What is expected – Retype each entry below exactly as it stands.

Dataset content –

* * *

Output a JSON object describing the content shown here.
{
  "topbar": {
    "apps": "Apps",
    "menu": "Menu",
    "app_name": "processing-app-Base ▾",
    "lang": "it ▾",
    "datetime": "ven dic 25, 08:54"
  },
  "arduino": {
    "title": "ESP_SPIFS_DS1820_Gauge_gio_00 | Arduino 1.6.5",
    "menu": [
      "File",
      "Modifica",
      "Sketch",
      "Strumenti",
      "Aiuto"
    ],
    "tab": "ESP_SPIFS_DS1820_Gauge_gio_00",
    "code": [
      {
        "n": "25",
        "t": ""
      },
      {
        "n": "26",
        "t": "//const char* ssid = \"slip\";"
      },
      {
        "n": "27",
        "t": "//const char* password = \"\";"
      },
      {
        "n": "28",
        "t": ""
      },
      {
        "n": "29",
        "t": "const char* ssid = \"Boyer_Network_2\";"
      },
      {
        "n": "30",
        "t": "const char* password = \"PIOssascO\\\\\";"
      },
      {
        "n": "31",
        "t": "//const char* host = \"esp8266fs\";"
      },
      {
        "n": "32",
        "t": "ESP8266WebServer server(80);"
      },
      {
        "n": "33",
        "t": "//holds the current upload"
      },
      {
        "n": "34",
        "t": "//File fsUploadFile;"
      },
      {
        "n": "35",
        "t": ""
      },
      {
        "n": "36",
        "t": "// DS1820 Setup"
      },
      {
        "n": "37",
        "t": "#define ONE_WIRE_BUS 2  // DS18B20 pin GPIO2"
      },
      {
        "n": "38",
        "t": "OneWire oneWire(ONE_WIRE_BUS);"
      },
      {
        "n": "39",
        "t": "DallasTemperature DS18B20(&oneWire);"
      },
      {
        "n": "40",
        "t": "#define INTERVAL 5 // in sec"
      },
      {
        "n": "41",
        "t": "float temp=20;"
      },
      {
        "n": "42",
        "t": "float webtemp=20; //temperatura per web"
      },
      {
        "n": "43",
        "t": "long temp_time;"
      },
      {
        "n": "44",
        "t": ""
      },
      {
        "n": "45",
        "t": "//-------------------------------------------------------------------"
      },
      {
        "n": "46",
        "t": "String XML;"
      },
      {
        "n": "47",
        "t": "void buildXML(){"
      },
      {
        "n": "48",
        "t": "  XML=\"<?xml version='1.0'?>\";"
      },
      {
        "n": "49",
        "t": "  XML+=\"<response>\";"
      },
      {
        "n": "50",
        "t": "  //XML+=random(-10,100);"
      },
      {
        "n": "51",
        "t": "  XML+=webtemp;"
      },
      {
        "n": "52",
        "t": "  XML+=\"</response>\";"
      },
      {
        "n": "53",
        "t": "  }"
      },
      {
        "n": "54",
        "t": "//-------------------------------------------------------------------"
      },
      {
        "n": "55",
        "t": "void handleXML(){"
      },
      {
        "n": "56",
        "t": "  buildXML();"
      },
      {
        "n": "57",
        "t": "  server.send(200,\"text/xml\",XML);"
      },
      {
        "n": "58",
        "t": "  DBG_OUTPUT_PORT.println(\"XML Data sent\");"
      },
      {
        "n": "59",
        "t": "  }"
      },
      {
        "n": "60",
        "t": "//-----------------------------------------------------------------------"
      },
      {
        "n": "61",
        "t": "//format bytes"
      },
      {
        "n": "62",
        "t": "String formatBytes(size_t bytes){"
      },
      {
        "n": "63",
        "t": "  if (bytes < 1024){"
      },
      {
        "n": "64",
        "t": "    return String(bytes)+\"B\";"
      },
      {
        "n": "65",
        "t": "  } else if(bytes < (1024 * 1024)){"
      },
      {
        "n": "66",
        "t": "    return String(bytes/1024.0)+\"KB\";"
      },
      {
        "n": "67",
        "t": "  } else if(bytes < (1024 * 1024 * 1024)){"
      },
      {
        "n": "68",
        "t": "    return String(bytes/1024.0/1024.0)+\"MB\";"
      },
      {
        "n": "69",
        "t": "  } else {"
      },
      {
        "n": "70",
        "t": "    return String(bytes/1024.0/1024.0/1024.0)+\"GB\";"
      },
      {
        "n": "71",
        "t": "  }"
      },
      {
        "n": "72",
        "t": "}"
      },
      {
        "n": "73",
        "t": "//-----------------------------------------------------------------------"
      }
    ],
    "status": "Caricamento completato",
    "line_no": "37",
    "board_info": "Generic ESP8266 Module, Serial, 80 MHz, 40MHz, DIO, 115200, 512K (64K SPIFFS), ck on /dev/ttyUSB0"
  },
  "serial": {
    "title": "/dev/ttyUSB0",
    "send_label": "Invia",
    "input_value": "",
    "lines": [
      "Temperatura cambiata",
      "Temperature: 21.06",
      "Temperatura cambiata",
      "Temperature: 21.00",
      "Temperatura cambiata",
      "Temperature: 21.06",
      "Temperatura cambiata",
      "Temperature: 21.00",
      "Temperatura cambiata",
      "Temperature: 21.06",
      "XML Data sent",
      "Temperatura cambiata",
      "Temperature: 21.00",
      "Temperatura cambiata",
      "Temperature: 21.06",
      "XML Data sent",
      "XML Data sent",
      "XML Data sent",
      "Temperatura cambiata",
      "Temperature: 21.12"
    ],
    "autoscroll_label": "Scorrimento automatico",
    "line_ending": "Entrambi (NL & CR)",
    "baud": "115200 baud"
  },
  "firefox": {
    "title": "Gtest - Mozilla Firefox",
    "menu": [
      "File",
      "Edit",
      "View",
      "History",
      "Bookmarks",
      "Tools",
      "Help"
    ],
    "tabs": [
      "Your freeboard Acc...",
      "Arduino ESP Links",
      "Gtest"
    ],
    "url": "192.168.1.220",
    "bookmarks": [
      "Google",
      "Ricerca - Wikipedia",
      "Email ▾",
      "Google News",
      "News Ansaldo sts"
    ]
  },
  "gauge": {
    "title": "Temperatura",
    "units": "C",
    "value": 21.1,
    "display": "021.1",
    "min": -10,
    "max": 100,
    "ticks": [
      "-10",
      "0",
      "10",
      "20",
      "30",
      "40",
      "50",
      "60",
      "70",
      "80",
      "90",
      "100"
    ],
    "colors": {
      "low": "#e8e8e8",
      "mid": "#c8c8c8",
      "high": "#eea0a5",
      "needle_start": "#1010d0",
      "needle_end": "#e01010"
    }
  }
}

* * *

Completed task –
Output a JSON object describing the content shown here.
{
  "topbar": {
    "apps": "Apps",
    "menu": "Menu",
    "app_name": "processing-app-Base ▾",
    "lang": "it ▾",
    "datetime": "ven dic 25, 08:54"
  },
  "arduino": {
    "title": "ESP_SPIFS_DS1820_Gauge_gio_00 | Arduino 1.6.5",
    "menu": [
      "File",
      "Modifica",
      "Sketch",
      "Strumenti",
      "Aiuto"
    ],
    "tab": "ESP_SPIFS_DS1820_Gauge_gio_00",
    "code": [
      {
        "n": "25",
        "t": ""
      },
      {
        "n": "26",
        "t": "//const char* ssid = \"slip\";"
      },
      {
        "n": "27",
        "t": "//const char* password = \"\";"
      },
      {
        "n": "28",
        "t": ""
      },
      {
        "n": "29",
        "t": "const char* ssid = \"Boyer_Network_2\";"
      },
      {
        "n": "30",
        "t": "const char* password = \"PIOssascO\\\\\";"
      },
      {
        "n": "31",
        "t": "//const char* host = \"esp8266fs\";"
      },
      {
        "n": "32",
        "t": "ESP8266WebServer server(80);"
      },
      {
        "n": "33",
        "t": "//holds the current upload"
      },
      {
        "n": "34",
        "t": "//File fsUploadFile;"
      },
      {
        "n": "35",
        "t": ""
      },
      {
        "n": "36",
        "t": "// DS1820 Setup"
      },
      {
        "n": "37",
        "t": "#define ONE_WIRE_BUS 2  // DS18B20 pin GPIO2"
      },
      {
        "n": "38",
        "t": "OneWire oneWire(ONE_WIRE_BUS);"
      },
      {
        "n": "39",
        "t": "DallasTemperature DS18B20(&oneWire);"
      },
      {
        "n": "40",
        "t": "#define INTERVAL 5 // in sec"
      },
      {
        "n": "41",
        "t": "float temp=20;"
      },
      {
        "n": "42",
        "t": "float webtemp=20; //temperatura per web"
      },
      {
        "n": "43",
        "t": "long temp_time;"
      },
      {
        "n": "44",
        "t": ""
      },
      {
        "n": "45",
        "t": "//-------------------------------------------------------------------"
      },
      {
        "n": "46",
        "t": "String XML;"
      },
      {
        "n": "47",
        "t": "void buildXML(){"
      },
      {
        "n": "48",
        "t": "  XML=\"<?xml version='1.0'?>\";"
      },
      {
        "n": "49",
        "t": "  XML+=\"<response>\";"
      },
      {
        "n": "50",
        "t": "  //XML+=random(-10,100);"
      },
      {
        "n": "51",
        "t": "  XML+=webtemp;"
      },
      {
        "n": "52",
        "t": "  XML+=\"</response>\";"
      },
      {
        "n": "53",
        "t": "  }"
      },
      {
        "n": "54",
        "t": "//-------------------------------------------------------------------"
      },
      {
        "n": "55",
        "t": "void handleXML(){"
      },
      {
        "n": "56",
        "t": "  buildXML();"
      },
      {
        "n": "57",
        "t": "  server.send(200,\"text/xml\",XML);"
      },
      {
        "n": "58",
        "t": "  DBG_OUTPUT_PORT.println(\"XML Data sent\");"
      },
      {
        "n": "59",
        "t": "  }"
      },
      {
        "n": "60",
        "t": "//-----------------------------------------------------------------------"
      },
      {
        "n": "61",
        "t": "//format bytes"
      },
      {
        "n": "62",
        "t": "String formatBytes(size_t bytes){"
      },
      {
        "n": "63",
        "t": "  if (bytes < 1024){"
      },
      {
        "n": "64",
        "t": "    return String(bytes)+\"B\";"
      },
      {
        "n": "65",
        "t": "  } else if(bytes < (1024 * 1024)){"
      },
      {
        "n": "66",
        "t": "    return String(bytes/1024.0)+\"KB\";"
      },
      {
        "n": "67",
        "t": "  } else if(bytes < (1024 * 1024 * 1024)){"
      },
      {
        "n": "68",
        "t": "    return String(bytes/1024.0/1024.0)+\"MB\";"
      },
      {
        "n": "69",
        "t": "  } else {"
      },
      {
        "n": "70",
        "t": "    return String(bytes/1024.0/1024.0/1024.0)+\"GB\";"
      },
      {
        "n": "71",
        "t": "  }"
      },
      {
        "n": "72",
        "t": "}"
      },
      {
        "n": "73",
        "t": "//-----------------------------------------------------------------------"
      }
    ],
    "status": "Caricamento completato",
    "line_no": "37",
    "board_info": "Generic ESP8266 Module, Serial, 80 MHz, 40MHz, DIO, 115200, 512K (64K SPIFFS), ck on /dev/ttyUSB0"
  },
  "serial": {
    "title": "/dev/ttyUSB0",
    "send_label": "Invia",
    "input_value": "",
    "lines": [
      "Temperatura cambiata",
      "Temperature: 21.06",
      "Temperatura cambiata",
      "Temperature: 21.00",
      "Temperatura cambiata",
      "Temperature: 21.06",
      "Temperatura cambiata",
      "Temperature: 21.00",
      "Temperatura cambiata",
      "Temperature: 21.06",
      "XML Data sent",
      "Temperatura cambiata",
      "Temperature: 21.00",
      "Temperatura cambiata",
      "Temperature: 21.06",
      "XML Data sent",
      "XML Data sent",
      "XML Data sent",
      "Temperatura cambiata",
      "Temperature: 21.12"
    ],
    "autoscroll_label": "Scorrimento automatico",
    "line_ending": "Entrambi (NL & CR)",
    "baud": "115200 baud"
  },
  "firefox": {
    "title": "Gtest - Mozilla Firefox",
    "menu": [
      "File",
      "Edit",
      "View",
      "History",
      "Bookmarks",
      "Tools",
      "Help"
    ],
    "tabs": [
      "Your freeboard Acc...",
      "Arduino ESP Links",
      "Gtest"
    ],
    "url": "192.168.1.220",
    "bookmarks": [
      "Google",
      "Ricerca - Wikipedia",
      "Email ▾",
      "Google News",
      "News Ansaldo sts"
    ]
  },
  "gauge": {
    "title": "Temperatura",
    "units": "C",
    "value": 21.1,
    "display": "021.1",
    "min": -10,
    "max": 100,
    "ticks": [
      "-10",
      "0",
      "10",
      "20",
      "30",
      "40",
      "50",
      "60",
      "70",
      "80",
      "90",
      "100"
    ],
    "colors": {
      "low": "#e8e8e8",
      "mid": "#c8c8c8",
      "high": "#eea0a5",
      "needle_start": "#1010d0",
      "needle_end": "#e01010"
    }
  }
}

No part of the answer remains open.